• **SELECTED EXCERPT**
The units of electric field are newtons per coulomb, $\text N/\text C$.

There is a second way to specify the units, as volts per meter, $\text V/\text m$.

These two units don’t look alike, so let’s do a quick derivation. First, let’s remind ourselves of some definitions of the joule.

$1\,\text{joule (J)} = 1\,\text{newton meter}\,(\text N⋅\text m)$. $1\,\text{joule}$ is the work done on (the energy transferred to) an object when a force of $1\,\text{newton}$ pushes the object a distance of $1\,\text{meter}$.

$1\,\text{joule (J)} = 1\,\text{coulomb volt}\,(\text C⋅\text V)$. $1\,\text{joule}$ is the work done to push an electric charge of $1\,\text{coulomb}\,(\text C)$ through an electrical potential difference of $1\,\text{volt}\,(\text V)$. (This is actually the definition of the volt.)

Let’s use dimensional analysis to show $\text V/\text m$ is the same as $\text N/\text C$,

$\text{volt} = \dfrac{\text{joule}}{\text{coulomb}},\quad\text V = \dfrac{\text J}{\text C}$

Divide both sides by meters,

$\dfrac{\text{volt}}{\text{meter}} = \dfrac{\text{joule}}{\text{coulomb}}\dfrac{1}{\text{meter}},\quad\dfrac{\text V}{\text m} = \dfrac{\text J}{\text C}\cdot \dfrac{1}{\text m}$

The joule is the honorary name for a newton⋅meter,

$\dfrac{\text V}{\text m} = \dfrac{\text N⋅\text m}{\text C}\cdot \dfrac{1}{\text m}$

The meters on the right side cancel,

$\dfrac{\text V}{\text m} = \dfrac{\text N⋅\cancel{\text m}}{\text C}\cdot \dfrac{1}{\cancel{\text m}}$

$\dfrac{\text V}{\text m} = \dfrac{\text N}{\text C}\quad \checkmark$

These two forms are equivalent. There’s no scale factor to convert from $\text N / \text C$ to $\text V/\text m$.

$450 \,\text N /\text C = 450\, \text V/\text m$

## Electric field between capacitor plates

When dealing with electronic circuits it is more common to see $\text V/\text m$ more often when electric field is discussed. That’s because we are more likely to know voltage and the size of the circuit rather than force and an amount of charge.

• **TO-DO LIST**
**a)** From the passage on electric field units, extract the stretch from "These two forms" through "amount of charge." word for word.
**b)** Answer these questions using the passage on electric field units:
(i) What units of electric field does the passage give first?
(ii) The joule is described as the honorary name for what?
(iii) According to the passage, why is V/m seen more often with electronic circuits?

• **ROWS**
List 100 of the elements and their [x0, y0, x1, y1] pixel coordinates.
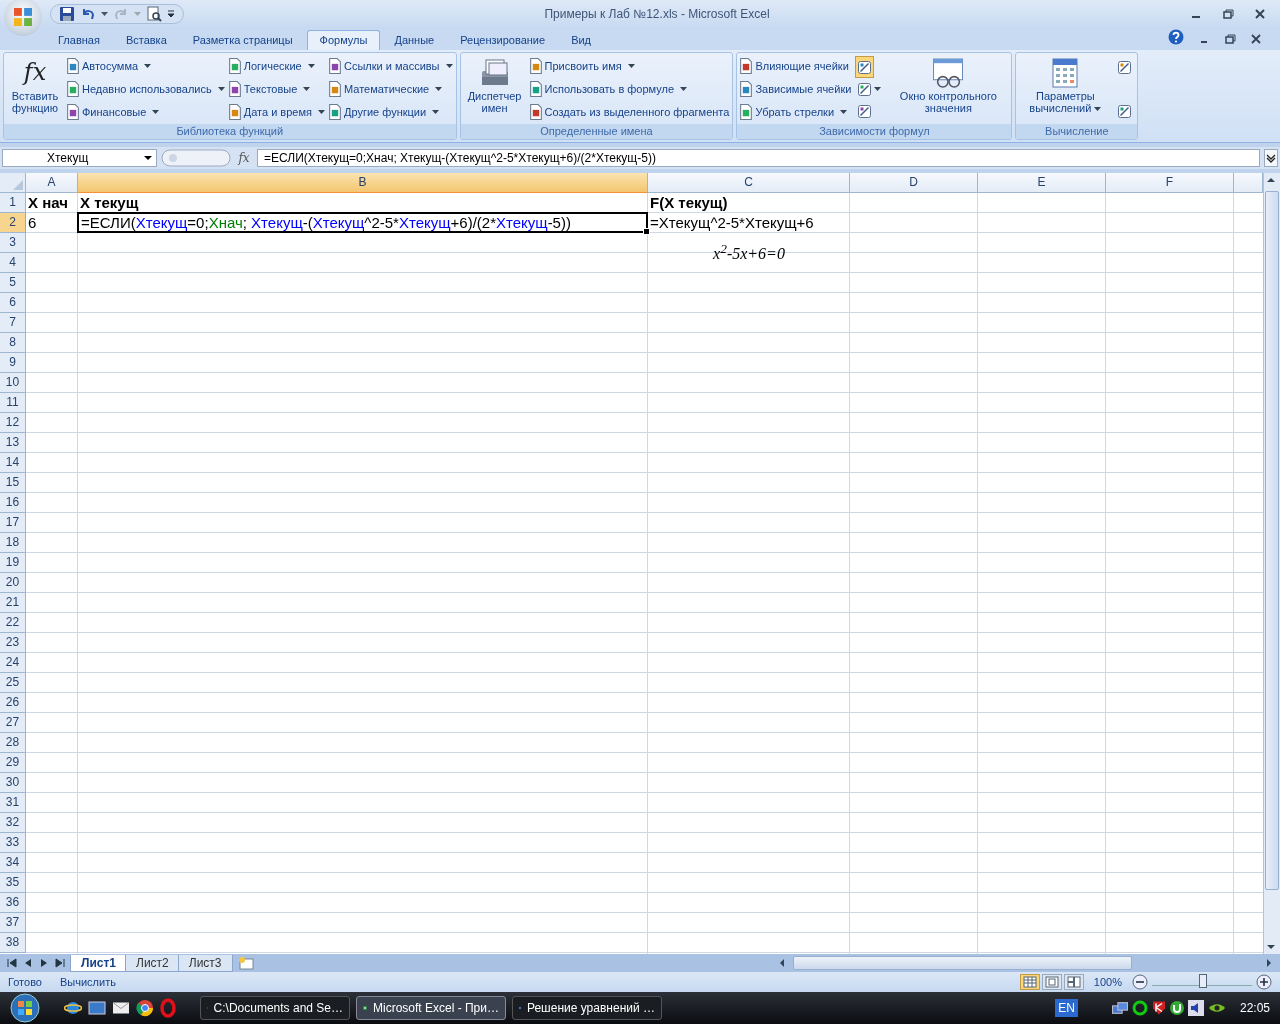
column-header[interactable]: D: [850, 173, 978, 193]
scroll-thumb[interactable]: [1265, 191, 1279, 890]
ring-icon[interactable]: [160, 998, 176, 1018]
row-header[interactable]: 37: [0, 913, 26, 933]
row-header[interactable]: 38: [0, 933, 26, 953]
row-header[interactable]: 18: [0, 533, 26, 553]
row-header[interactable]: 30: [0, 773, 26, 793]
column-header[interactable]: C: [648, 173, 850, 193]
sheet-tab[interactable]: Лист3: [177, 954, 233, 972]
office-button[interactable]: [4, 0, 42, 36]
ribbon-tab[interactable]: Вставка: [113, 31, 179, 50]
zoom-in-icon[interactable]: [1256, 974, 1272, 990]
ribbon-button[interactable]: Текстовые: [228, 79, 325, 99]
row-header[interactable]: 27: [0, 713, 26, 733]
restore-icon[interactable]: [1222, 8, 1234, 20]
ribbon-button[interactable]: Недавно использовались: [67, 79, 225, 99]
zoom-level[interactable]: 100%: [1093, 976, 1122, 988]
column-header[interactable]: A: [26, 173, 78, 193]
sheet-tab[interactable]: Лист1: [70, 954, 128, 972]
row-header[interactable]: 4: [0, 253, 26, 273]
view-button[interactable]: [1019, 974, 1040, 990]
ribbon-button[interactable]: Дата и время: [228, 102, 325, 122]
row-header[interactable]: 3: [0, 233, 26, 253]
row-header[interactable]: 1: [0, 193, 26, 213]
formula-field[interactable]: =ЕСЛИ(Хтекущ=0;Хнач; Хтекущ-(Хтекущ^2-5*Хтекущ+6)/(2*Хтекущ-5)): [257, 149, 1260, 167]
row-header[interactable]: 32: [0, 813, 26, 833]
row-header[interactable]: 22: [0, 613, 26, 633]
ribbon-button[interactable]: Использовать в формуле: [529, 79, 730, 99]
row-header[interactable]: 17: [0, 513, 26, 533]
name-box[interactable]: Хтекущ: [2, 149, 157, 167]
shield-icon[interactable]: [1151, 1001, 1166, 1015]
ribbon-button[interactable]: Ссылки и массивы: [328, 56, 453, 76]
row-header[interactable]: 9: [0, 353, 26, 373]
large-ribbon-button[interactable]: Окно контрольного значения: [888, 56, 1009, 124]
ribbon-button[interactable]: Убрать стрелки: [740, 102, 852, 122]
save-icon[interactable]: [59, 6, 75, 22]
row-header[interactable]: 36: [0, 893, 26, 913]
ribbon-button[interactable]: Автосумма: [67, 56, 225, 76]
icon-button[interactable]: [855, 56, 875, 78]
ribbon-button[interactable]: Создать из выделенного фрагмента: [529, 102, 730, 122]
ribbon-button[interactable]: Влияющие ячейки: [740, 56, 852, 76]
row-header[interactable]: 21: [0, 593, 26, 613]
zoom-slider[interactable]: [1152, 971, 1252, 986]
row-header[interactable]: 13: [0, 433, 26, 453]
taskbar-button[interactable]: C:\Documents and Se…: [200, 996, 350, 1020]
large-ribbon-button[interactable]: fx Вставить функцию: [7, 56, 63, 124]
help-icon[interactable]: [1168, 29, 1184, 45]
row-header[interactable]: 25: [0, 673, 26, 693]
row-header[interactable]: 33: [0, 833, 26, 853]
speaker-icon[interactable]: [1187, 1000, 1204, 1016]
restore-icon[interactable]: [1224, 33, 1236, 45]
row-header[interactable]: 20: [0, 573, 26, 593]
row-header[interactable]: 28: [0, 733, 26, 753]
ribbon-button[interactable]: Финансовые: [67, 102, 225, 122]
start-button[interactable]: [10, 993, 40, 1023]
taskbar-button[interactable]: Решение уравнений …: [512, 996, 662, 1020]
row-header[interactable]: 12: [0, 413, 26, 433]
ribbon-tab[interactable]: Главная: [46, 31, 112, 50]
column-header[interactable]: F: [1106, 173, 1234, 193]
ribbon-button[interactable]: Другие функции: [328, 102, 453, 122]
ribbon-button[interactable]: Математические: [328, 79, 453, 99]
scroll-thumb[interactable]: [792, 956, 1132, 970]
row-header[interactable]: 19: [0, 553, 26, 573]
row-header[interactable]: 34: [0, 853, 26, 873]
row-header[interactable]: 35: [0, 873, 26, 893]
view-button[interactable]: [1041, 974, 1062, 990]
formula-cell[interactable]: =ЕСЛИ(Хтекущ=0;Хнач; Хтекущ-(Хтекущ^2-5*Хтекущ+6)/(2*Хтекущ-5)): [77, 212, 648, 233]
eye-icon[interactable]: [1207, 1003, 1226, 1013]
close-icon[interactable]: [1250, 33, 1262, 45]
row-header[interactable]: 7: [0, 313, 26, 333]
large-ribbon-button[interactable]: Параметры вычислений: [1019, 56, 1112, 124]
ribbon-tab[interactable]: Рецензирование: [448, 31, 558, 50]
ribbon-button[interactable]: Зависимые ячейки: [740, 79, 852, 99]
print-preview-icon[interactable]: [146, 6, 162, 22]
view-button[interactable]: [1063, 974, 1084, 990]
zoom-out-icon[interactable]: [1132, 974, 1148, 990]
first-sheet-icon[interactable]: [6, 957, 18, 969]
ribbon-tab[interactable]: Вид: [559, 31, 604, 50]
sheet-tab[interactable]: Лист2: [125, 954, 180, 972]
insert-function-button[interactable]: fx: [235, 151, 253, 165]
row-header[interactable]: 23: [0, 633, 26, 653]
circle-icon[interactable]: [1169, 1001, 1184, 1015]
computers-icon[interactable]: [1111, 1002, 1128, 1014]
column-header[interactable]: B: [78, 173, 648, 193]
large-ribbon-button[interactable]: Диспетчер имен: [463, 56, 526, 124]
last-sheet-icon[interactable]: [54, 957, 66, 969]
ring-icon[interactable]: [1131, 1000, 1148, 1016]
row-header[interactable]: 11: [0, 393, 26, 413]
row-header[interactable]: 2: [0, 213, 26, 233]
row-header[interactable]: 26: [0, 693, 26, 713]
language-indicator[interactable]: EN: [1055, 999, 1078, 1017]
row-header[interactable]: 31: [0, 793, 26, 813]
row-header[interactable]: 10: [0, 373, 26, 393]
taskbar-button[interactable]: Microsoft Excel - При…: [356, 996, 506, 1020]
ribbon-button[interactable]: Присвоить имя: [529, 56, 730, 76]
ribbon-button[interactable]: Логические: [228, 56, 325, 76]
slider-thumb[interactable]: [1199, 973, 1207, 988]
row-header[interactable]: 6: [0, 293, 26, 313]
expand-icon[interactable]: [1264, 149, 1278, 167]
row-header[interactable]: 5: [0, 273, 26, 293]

--

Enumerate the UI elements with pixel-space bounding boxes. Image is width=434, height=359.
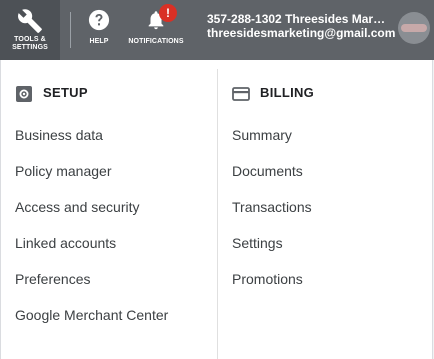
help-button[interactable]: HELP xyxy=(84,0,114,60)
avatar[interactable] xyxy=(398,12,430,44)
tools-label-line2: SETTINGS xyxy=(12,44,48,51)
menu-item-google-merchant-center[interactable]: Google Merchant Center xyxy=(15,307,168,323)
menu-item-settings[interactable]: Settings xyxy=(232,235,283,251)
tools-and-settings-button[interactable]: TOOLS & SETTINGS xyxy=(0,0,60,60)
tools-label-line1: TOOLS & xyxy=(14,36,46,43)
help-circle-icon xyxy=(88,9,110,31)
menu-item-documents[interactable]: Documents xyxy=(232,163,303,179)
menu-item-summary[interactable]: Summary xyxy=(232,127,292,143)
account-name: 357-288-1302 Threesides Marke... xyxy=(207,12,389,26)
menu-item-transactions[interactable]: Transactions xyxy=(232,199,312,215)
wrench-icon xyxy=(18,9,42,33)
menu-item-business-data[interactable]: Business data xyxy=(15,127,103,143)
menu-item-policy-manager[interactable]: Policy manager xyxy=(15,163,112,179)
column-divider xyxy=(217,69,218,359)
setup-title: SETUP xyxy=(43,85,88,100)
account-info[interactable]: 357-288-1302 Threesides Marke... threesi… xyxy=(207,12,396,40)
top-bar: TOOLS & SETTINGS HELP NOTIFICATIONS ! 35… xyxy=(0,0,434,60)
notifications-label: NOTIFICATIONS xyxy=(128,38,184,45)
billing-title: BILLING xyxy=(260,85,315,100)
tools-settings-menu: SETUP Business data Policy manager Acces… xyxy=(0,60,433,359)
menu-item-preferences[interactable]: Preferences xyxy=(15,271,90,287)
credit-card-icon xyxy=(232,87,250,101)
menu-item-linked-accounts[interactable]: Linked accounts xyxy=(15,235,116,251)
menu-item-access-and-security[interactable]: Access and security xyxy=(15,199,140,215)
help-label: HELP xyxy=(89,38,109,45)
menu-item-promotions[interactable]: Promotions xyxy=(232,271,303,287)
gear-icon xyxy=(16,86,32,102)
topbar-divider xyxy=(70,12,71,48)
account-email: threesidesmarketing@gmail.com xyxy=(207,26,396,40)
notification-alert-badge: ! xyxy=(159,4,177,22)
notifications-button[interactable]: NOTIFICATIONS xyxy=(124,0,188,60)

--

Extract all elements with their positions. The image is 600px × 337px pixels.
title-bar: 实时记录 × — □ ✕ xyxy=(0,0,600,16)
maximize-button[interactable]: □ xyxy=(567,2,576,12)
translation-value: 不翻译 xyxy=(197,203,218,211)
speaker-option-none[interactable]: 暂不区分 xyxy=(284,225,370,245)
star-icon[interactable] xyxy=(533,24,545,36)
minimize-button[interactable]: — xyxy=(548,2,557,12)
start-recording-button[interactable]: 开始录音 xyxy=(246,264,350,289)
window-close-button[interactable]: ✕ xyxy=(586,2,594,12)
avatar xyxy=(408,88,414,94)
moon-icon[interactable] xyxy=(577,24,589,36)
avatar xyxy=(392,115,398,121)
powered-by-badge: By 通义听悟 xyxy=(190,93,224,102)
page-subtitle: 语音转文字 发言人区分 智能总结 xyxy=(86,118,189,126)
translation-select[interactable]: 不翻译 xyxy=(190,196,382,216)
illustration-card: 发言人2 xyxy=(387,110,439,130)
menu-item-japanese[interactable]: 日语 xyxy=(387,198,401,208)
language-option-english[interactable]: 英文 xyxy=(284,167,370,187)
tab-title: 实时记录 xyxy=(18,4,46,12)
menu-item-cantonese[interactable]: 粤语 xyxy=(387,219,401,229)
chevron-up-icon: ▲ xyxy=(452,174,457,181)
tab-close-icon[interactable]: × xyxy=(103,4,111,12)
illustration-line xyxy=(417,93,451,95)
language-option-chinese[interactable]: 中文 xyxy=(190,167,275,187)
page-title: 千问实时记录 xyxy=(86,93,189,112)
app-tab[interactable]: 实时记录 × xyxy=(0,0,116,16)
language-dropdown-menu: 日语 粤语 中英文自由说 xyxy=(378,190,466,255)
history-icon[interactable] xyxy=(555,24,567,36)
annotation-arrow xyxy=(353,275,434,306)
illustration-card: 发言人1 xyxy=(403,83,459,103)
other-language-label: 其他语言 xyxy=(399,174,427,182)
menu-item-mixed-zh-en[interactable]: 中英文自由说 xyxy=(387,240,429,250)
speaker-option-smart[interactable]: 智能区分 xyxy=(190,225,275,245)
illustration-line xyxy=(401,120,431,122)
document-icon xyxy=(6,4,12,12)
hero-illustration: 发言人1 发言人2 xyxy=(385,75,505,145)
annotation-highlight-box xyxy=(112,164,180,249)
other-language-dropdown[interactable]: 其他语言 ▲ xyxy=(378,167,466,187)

• **RESPONSES FOR EACH TASK**
**a)**
These two forms are equivalent. There’s no scale factor to convert from $\text N / \text C$ to $\text V/\text m$.

$450 \,\text N /\text C = 450\, \text V/\text m$

## Electric field between capacitor plates

When dealing with electronic circuits it is more common to see $\text V/\text m$ more often when electric field is discussed. That’s because we are more likely to know voltage and the size of the circuit rather than force and an amount of charge.

**b)**
(i) Newtons per coulomb (N/C).
(ii) A newton⋅meter.
(iii) We are more likely to know voltage and the size of the circuit than force and an amount of charge.